Written exercise: Reproduce the lines beginning with the one containing "Text: shock ▶: shock" and ending with the one containing "224, 502, 246]", both included.

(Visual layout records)
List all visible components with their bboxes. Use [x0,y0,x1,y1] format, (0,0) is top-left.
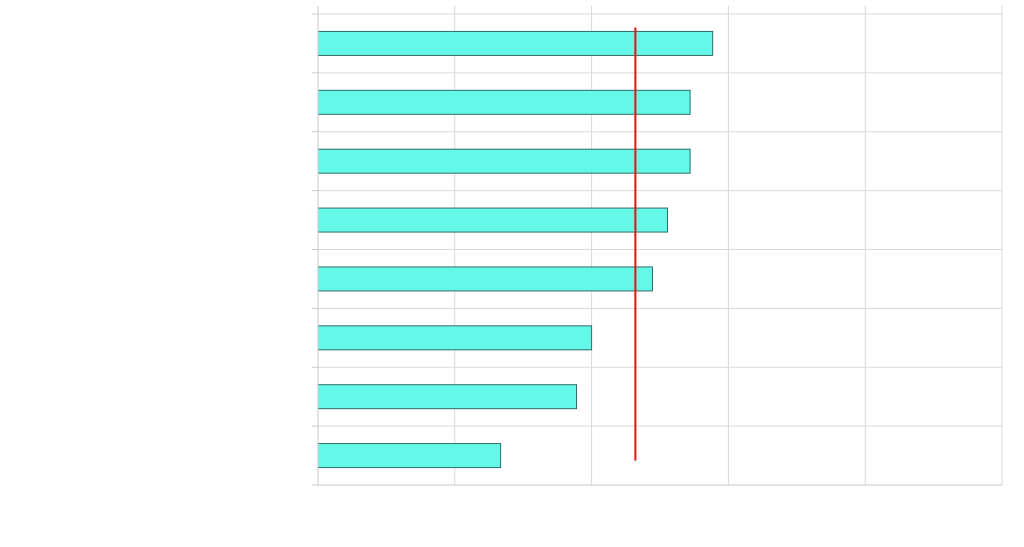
bar [317,384,578,410]
bar [317,30,714,56]
grid-lines [317,6,1003,486]
bar [317,266,653,292]
axes [312,6,1002,486]
bar [317,325,593,351]
bar [317,443,502,469]
bar [317,89,691,115]
bars [317,30,714,469]
bar [317,148,691,174]
bar [317,207,669,233]
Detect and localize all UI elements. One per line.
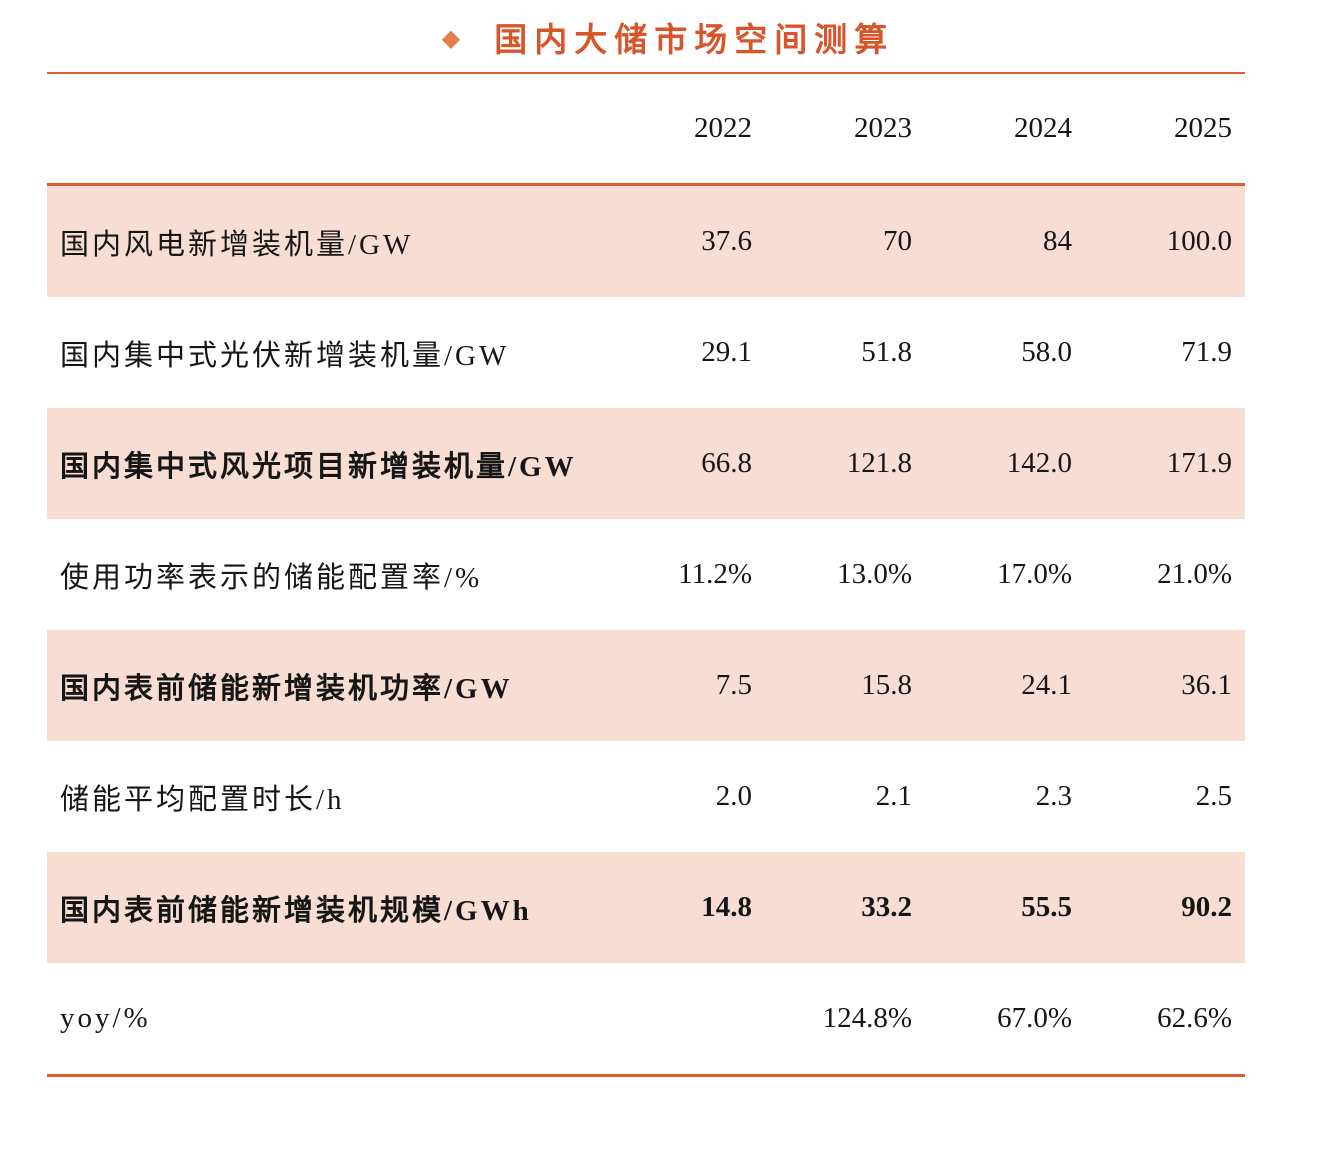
cell-value: 66.8 <box>701 447 752 479</box>
cell-value: 36.1 <box>1181 669 1232 701</box>
cell-value: 58.0 <box>1021 336 1072 368</box>
column-header-year: 2022 <box>694 112 752 144</box>
cell-value: 142.0 <box>1006 447 1072 479</box>
row-label: 国内表前储能新增装机规模/GWh <box>60 894 532 927</box>
cell-value: 2.5 <box>1195 780 1232 812</box>
table-row: 国内表前储能新增装机功率/GW 7.5 15.8 24.1 36.1 <box>47 630 1245 741</box>
row-label: 国内表前储能新增装机功率/GW <box>60 672 513 705</box>
cell-value: 29.1 <box>701 336 752 368</box>
table-title-text: 国内大储市场空间测算 <box>494 23 895 59</box>
cell-value: 84 <box>1043 225 1072 257</box>
cell-value: 15.8 <box>861 669 912 701</box>
cell-value: 13.0% <box>837 558 912 590</box>
table-title: ◆ 国内大储市场空间测算 <box>0 14 1336 60</box>
cell-value: 124.8% <box>822 1002 912 1034</box>
rule-bottom <box>47 1074 1245 1077</box>
report-table-page: ◆ 国内大储市场空间测算 2022 2023 2024 2025 国内风电新增装机量/… <box>0 14 1336 1077</box>
cell-value: 33.2 <box>861 891 912 923</box>
cell-value: 37.6 <box>701 225 752 257</box>
cell-value: 2.0 <box>715 780 752 812</box>
table-row: 储能平均配置时长/h 2.0 2.1 2.3 2.5 <box>47 741 1245 852</box>
table-row: yoy/% 124.8% 67.0% 62.6% <box>47 963 1245 1074</box>
column-header-year: 2024 <box>1014 112 1072 144</box>
cell-value: 7.5 <box>715 669 752 701</box>
cell-value: 51.8 <box>861 336 912 368</box>
cell-value: 11.2% <box>678 558 752 590</box>
diamond-bullet-icon: ◆ <box>441 24 461 52</box>
cell-value: 62.6% <box>1157 1002 1232 1034</box>
row-label: 国内集中式光伏新增装机量/GW <box>60 339 510 372</box>
cell-value: 90.2 <box>1181 891 1232 923</box>
cell-value: 2.1 <box>875 780 912 812</box>
cell-value: 21.0% <box>1157 558 1232 590</box>
cell-value: 67.0% <box>997 1002 1072 1034</box>
column-header-year: 2025 <box>1174 112 1232 144</box>
cell-value: 2.3 <box>1035 780 1072 812</box>
column-header-year: 2023 <box>854 112 912 144</box>
cell-value: 71.9 <box>1181 336 1232 368</box>
table-header-row: 2022 2023 2024 2025 <box>47 74 1245 183</box>
row-label: 国内集中式风光项目新增装机量/GW <box>60 450 577 483</box>
cell-value: 14.8 <box>701 891 752 923</box>
rule-top <box>47 72 1245 74</box>
table-row: 国内集中式光伏新增装机量/GW 29.1 51.8 58.0 71.9 <box>47 297 1245 408</box>
table-row: 使用功率表示的储能配置率/% 11.2% 13.0% 17.0% 21.0% <box>47 519 1245 630</box>
row-label: 使用功率表示的储能配置率/% <box>60 561 483 594</box>
row-label: 国内风电新增装机量/GW <box>60 228 414 261</box>
row-label: yoy/% <box>60 1002 151 1034</box>
table-row: 国内表前储能新增装机规模/GWh 14.8 33.2 55.5 90.2 <box>47 852 1245 963</box>
cell-value: 100.0 <box>1166 225 1232 257</box>
market-estimation-table: 2022 2023 2024 2025 国内风电新增装机量/GW 37.6 70 84 100… <box>47 72 1245 1077</box>
table-body: 国内风电新增装机量/GW 37.6 70 84 100.0 国内集中式光伏新增装机量/GW… <box>47 186 1245 1074</box>
cell-value: 70 <box>883 225 912 257</box>
cell-value: 55.5 <box>1021 891 1072 923</box>
cell-value: 171.9 <box>1166 447 1232 479</box>
rule-under-header <box>47 183 1245 186</box>
table-row: 国内风电新增装机量/GW 37.6 70 84 100.0 <box>47 186 1245 297</box>
cell-value: 24.1 <box>1021 669 1072 701</box>
cell-value: 121.8 <box>846 447 912 479</box>
row-label: 储能平均配置时长/h <box>60 783 345 816</box>
table-row: 国内集中式风光项目新增装机量/GW 66.8 121.8 142.0 171.9 <box>47 408 1245 519</box>
cell-value: 17.0% <box>997 558 1072 590</box>
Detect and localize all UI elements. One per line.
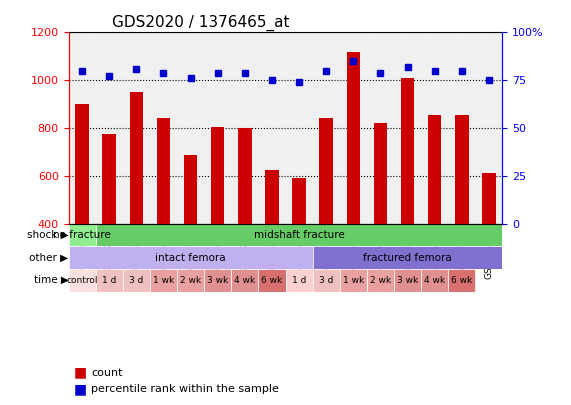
Text: shock ▶: shock ▶	[27, 230, 69, 240]
FancyBboxPatch shape	[394, 269, 421, 292]
Text: 1 d: 1 d	[292, 276, 306, 285]
Bar	[130, 92, 143, 224]
Text: intact femora: intact femora	[155, 253, 226, 262]
FancyBboxPatch shape	[204, 269, 231, 292]
Text: count: count	[91, 368, 123, 377]
Bar	[428, 115, 441, 224]
FancyBboxPatch shape	[69, 269, 96, 292]
Bar	[482, 173, 496, 224]
FancyBboxPatch shape	[96, 224, 502, 246]
FancyBboxPatch shape	[448, 269, 475, 292]
Text: time ▶: time ▶	[34, 275, 69, 285]
FancyBboxPatch shape	[367, 269, 394, 292]
Bar	[455, 115, 469, 224]
Bar	[211, 127, 224, 224]
Bar	[75, 104, 89, 224]
Text: ■: ■	[74, 366, 87, 379]
FancyBboxPatch shape	[150, 269, 177, 292]
Bar	[238, 128, 252, 224]
Text: ■: ■	[74, 382, 87, 396]
Bar	[401, 78, 415, 224]
FancyBboxPatch shape	[286, 269, 313, 292]
Text: 1 wk: 1 wk	[153, 276, 174, 285]
Text: midshaft fracture: midshaft fracture	[254, 230, 344, 240]
FancyBboxPatch shape	[313, 246, 502, 269]
Text: percentile rank within the sample: percentile rank within the sample	[91, 384, 279, 394]
FancyBboxPatch shape	[69, 246, 313, 269]
FancyBboxPatch shape	[69, 224, 96, 246]
Bar	[373, 123, 387, 224]
Bar	[347, 51, 360, 224]
Text: 4 wk: 4 wk	[234, 276, 255, 285]
Bar	[102, 134, 116, 224]
Text: 1 d: 1 d	[102, 276, 116, 285]
Bar	[265, 170, 279, 224]
Bar	[184, 156, 198, 224]
Text: 2 wk: 2 wk	[370, 276, 391, 285]
Text: other ▶: other ▶	[29, 253, 69, 262]
Text: 3 wk: 3 wk	[397, 276, 418, 285]
FancyBboxPatch shape	[96, 269, 123, 292]
Bar	[319, 118, 333, 224]
FancyBboxPatch shape	[231, 269, 258, 292]
Text: 3 d: 3 d	[129, 276, 143, 285]
Text: 1 wk: 1 wk	[343, 276, 364, 285]
Bar	[292, 178, 306, 224]
Text: 2 wk: 2 wk	[180, 276, 201, 285]
Text: 6 wk: 6 wk	[262, 276, 283, 285]
Text: fractured femora: fractured femora	[363, 253, 452, 262]
Text: 3 d: 3 d	[319, 276, 333, 285]
Text: GDS2020 / 1376465_at: GDS2020 / 1376465_at	[112, 15, 289, 31]
FancyBboxPatch shape	[177, 269, 204, 292]
FancyBboxPatch shape	[313, 269, 340, 292]
FancyBboxPatch shape	[340, 269, 367, 292]
Text: 6 wk: 6 wk	[451, 276, 472, 285]
Text: no fracture: no fracture	[53, 230, 111, 240]
Bar	[156, 118, 170, 224]
FancyBboxPatch shape	[123, 269, 150, 292]
Text: control: control	[66, 276, 98, 285]
FancyBboxPatch shape	[421, 269, 448, 292]
Text: 4 wk: 4 wk	[424, 276, 445, 285]
FancyBboxPatch shape	[258, 269, 286, 292]
Text: 3 wk: 3 wk	[207, 276, 228, 285]
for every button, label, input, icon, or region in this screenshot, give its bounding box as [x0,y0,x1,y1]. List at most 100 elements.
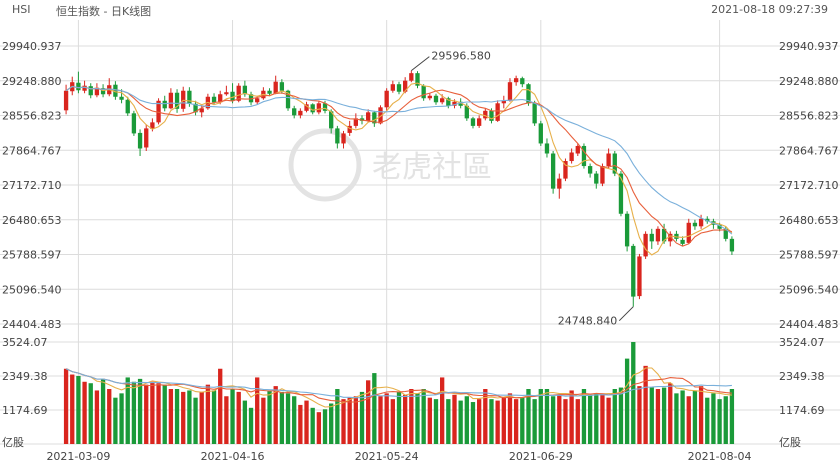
volume-unit-left: 亿股 [2,436,24,449]
volume-bar [680,390,685,444]
volume-bar [156,383,161,444]
y-tick-label-left: 27172.710 [2,179,62,192]
x-tick-label: 2021-06-29 [509,450,573,463]
volume-bar [316,412,322,444]
candle-body [193,103,198,113]
candle-body [587,166,593,174]
candle-body [137,132,143,149]
y-tick-label-right: 25096.540 [779,283,839,296]
volume-bar [144,384,149,444]
volume-bar [655,389,661,444]
volume-bar [476,399,482,444]
candle-body [187,90,192,104]
candle-body [723,228,728,239]
volume-bar [94,390,100,444]
candle-body [655,228,661,242]
volume-bar [100,378,106,444]
volume-bar [557,394,562,444]
y-tick-label-right: 28556.823 [779,110,839,123]
candle-body [119,96,124,100]
volume-bar [717,399,722,444]
volume-bar [698,386,704,444]
candle-body [378,107,383,124]
volume-bar [162,384,167,444]
candle-body [575,145,580,154]
candle-body [150,122,155,129]
volume-bar [637,386,642,444]
annotation-leader-low [618,306,634,322]
volume-ma20-line [65,368,732,399]
volume-bar [661,387,667,444]
y-tick-label-left: 25788.597 [2,249,62,262]
volume-bar [470,402,476,444]
candle-body [76,82,81,91]
candle-body [594,173,599,184]
grid-lines [0,20,840,445]
candle-body [433,95,439,103]
candle-body [470,118,476,126]
candle-body [637,256,642,297]
volume-bar [384,393,389,444]
candle-body [489,110,494,121]
volume-bar [279,391,285,444]
volume-bar [532,399,537,444]
volume-bar [335,389,340,444]
y-tick-label-right: 29248.880 [779,75,839,88]
volume-bar [82,381,87,444]
volume-bar [310,407,315,444]
volume-bar [119,393,124,444]
candle-body [668,233,673,242]
volume-bar [378,396,383,444]
moving-averages [65,82,733,256]
volume-bar [248,407,254,444]
volume-bar [594,393,599,444]
chart-header: HSI 恒生指数 - 日K线图 2021-08-18 09:27:39 [0,0,840,20]
volume-bar [403,394,408,444]
volume-bar [211,390,217,444]
annotation-leader-high [411,56,430,72]
candle-body [273,81,278,94]
volume-bar [692,390,698,444]
candle-body [680,239,685,244]
volume-tick-label-right: 1174.69 [779,404,825,417]
candle-body [372,112,377,124]
axis-labels: 29940.937 29940.937 29248.880 29248.880 2855… [2,40,839,463]
volume-tick-label-right: 3524.07 [779,336,825,349]
candle-body [557,178,562,189]
volume-tick-label-left: 1174.69 [2,404,48,417]
candle-body [705,218,710,222]
volume-bar [261,397,266,444]
y-tick-label-right: 26480.653 [779,214,839,227]
volume-bar [366,380,371,444]
y-tick-label-left: 25096.540 [2,283,62,296]
candle-body [600,166,605,184]
volume-bar [125,377,130,444]
x-tick-label: 2021-08-04 [688,450,752,463]
volume-tick-label-right: 2349.38 [779,370,825,383]
ma5-line [65,82,733,256]
candle-body [550,153,556,189]
candle-body [452,101,457,106]
candle-body [544,143,550,154]
candle-body [285,90,291,109]
candle-body [427,95,432,99]
volume-bar [396,391,402,444]
volume-bar [452,394,457,444]
timestamp: 2021-08-18 09:27:39 [711,3,828,16]
y-tick-label-left: 28556.823 [2,110,62,123]
volume-bar [329,403,334,444]
candle-body [248,94,254,103]
volume-bars [63,342,735,444]
index-symbol: HSI [12,3,31,16]
candle-body [520,78,525,85]
volume-bar [88,383,93,444]
volume-bar [76,375,81,444]
volume-bar [606,397,611,444]
volume-bar [668,383,673,444]
volume-bar [347,397,352,444]
volume-bar [181,391,186,444]
candle-body [403,80,408,92]
candle-body [458,101,463,106]
volume-bar [507,393,513,444]
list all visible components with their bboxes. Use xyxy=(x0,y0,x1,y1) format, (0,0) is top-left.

Task result:
Text: shock ▶: shock ▶	[27, 230, 69, 240]
FancyBboxPatch shape	[394, 269, 421, 292]
Text: 1 d: 1 d	[292, 276, 306, 285]
Bar	[130, 92, 143, 224]
Text: intact femora: intact femora	[155, 253, 226, 262]
FancyBboxPatch shape	[204, 269, 231, 292]
Text: count: count	[91, 368, 123, 377]
Bar	[428, 115, 441, 224]
FancyBboxPatch shape	[69, 269, 96, 292]
Bar	[482, 173, 496, 224]
FancyBboxPatch shape	[96, 224, 502, 246]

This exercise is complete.